Source document ::
_ _ _ _

Justin Portillo

Personal information
- Full name: Justin Jose Portillo
- Date of birth: September 9, 1992 (age 33)
- Place of birth: New Orleans, Louisiana, United States
- Height: 1.67 m (5 ft 6 in)
- Position: Midfielder

Youth career
- Lafreniere SC

College career
- Years: Team / Apps / (Gls)
- 2010–2013: Coastal Carolina Chanticleers / 89 / (10)

Senior career*
- Years: Team / Apps / (Gls)
- 2010–2011: Baton Rouge Capitals / 24 / (1)
- 2012: Reading United / 2 / (0)
- 2013: K-W United FC / 13 / (1)
- 2014–2017: Charleston Battery / 104 / (18)
- 2018: Real Monarchs / 32 / (2)
- 2019–2021: Real Salt Lake / 11 / (0)
- 2019–2021: → Real Monarchs (loan) / 21 / (3)
- 2022–2023: New Mexico United / 65 / (13)
- 2024: FC Tulsa / 10 / (1)
- 2024–2025: Sacramento Republic / 27 / (0)

= Justin Portillo =

American soccer player (born 1992)

Justin Jose Portillo (born September 9, 1992) is an American soccer player.

==Career==
Portillo was raised in New Orleans and played at Coastal Carolina University, becoming the school's all-time leader in appearances.

Portillo signed a professional contract with USL Pro club Charleston Battery on March 19, 2014. He made his professional debut three days later in a 1–1 draw with Orlando City. At the end of the 2014 season, Portillo was voted the club's newcomer of the year after establishing himself as a key starter in central midfield.

After a season with USL side Real Monarchs, Portillo joined MLS side Real Salt Lake on February 26, 2019. Following the 2021 season, Portillo's contract option was declined by Salt Lake.

On December 18, 2021, Portillo joined USL Championship side New Mexico United ahead of their 2022 season. On May 31, 2022, Portillo was named USL Championship Player of the Week for Week 12 in recognition of his brace and assist against Phoenix Rising FC and his additional goal against Indy Eleven.

On November 22, 2023, it was announced that Portillo would join FC Tulsa for their 2024 season. Portillo scored one goal and added two assists in his time with the club.

Portillo transferred to Sacramento Republic on June 7, 2024.

_ _ _ _

Dataset ::
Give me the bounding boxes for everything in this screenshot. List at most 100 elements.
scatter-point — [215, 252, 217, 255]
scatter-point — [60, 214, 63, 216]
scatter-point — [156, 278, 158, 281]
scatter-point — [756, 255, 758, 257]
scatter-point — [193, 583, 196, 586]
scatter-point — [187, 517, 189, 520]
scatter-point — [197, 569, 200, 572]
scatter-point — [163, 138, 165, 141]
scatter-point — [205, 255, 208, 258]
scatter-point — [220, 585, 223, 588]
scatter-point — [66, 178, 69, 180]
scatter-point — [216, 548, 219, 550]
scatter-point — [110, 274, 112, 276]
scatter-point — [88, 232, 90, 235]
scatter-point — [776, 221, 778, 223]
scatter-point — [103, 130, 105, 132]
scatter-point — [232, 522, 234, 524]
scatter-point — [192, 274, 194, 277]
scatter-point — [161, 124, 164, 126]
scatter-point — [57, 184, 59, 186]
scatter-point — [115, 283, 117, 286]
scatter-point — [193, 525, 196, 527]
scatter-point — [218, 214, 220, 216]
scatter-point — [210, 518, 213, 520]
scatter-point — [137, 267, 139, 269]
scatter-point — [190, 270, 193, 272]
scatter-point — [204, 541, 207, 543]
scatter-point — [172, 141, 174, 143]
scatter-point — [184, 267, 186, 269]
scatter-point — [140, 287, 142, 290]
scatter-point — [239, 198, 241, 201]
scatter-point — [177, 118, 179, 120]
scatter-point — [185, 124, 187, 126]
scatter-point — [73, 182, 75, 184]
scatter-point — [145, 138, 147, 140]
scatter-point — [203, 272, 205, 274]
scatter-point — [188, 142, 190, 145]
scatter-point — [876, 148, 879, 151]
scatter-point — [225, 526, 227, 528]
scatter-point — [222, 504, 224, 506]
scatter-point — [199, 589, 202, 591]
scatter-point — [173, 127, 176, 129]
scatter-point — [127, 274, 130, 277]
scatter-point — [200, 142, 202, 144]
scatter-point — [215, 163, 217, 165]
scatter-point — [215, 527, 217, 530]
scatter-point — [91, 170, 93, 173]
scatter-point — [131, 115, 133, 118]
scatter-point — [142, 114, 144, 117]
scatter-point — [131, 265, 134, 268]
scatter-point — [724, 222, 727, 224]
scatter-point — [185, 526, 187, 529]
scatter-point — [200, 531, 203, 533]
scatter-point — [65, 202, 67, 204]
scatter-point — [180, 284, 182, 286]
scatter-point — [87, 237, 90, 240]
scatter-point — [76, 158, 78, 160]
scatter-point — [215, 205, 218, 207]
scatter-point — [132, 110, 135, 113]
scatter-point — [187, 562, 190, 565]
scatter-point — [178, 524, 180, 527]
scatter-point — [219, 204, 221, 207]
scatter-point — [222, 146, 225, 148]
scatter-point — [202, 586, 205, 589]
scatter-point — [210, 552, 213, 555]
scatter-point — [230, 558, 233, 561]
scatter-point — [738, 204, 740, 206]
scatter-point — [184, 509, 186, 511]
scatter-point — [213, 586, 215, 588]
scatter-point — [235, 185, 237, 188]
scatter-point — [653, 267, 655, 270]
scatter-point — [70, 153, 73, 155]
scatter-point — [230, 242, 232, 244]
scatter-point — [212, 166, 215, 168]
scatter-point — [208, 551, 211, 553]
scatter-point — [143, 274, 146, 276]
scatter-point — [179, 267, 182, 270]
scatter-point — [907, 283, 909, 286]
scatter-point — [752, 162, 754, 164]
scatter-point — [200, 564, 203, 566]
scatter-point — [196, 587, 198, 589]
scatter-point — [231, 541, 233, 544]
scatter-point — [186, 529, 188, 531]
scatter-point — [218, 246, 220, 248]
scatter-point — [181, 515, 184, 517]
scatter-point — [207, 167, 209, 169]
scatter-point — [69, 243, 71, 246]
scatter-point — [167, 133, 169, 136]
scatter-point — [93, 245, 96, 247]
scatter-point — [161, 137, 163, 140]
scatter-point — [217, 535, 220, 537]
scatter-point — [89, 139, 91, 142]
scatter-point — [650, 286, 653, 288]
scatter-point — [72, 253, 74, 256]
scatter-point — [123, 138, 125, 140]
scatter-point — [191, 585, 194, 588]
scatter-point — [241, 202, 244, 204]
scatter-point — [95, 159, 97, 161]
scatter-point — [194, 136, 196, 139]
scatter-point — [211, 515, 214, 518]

_ _ _ _

Required work :: In the Justin Portillo article, on what date did Portillo sign his professional contract with Charleston Battery?

Response to this exercise :: March 19, 2014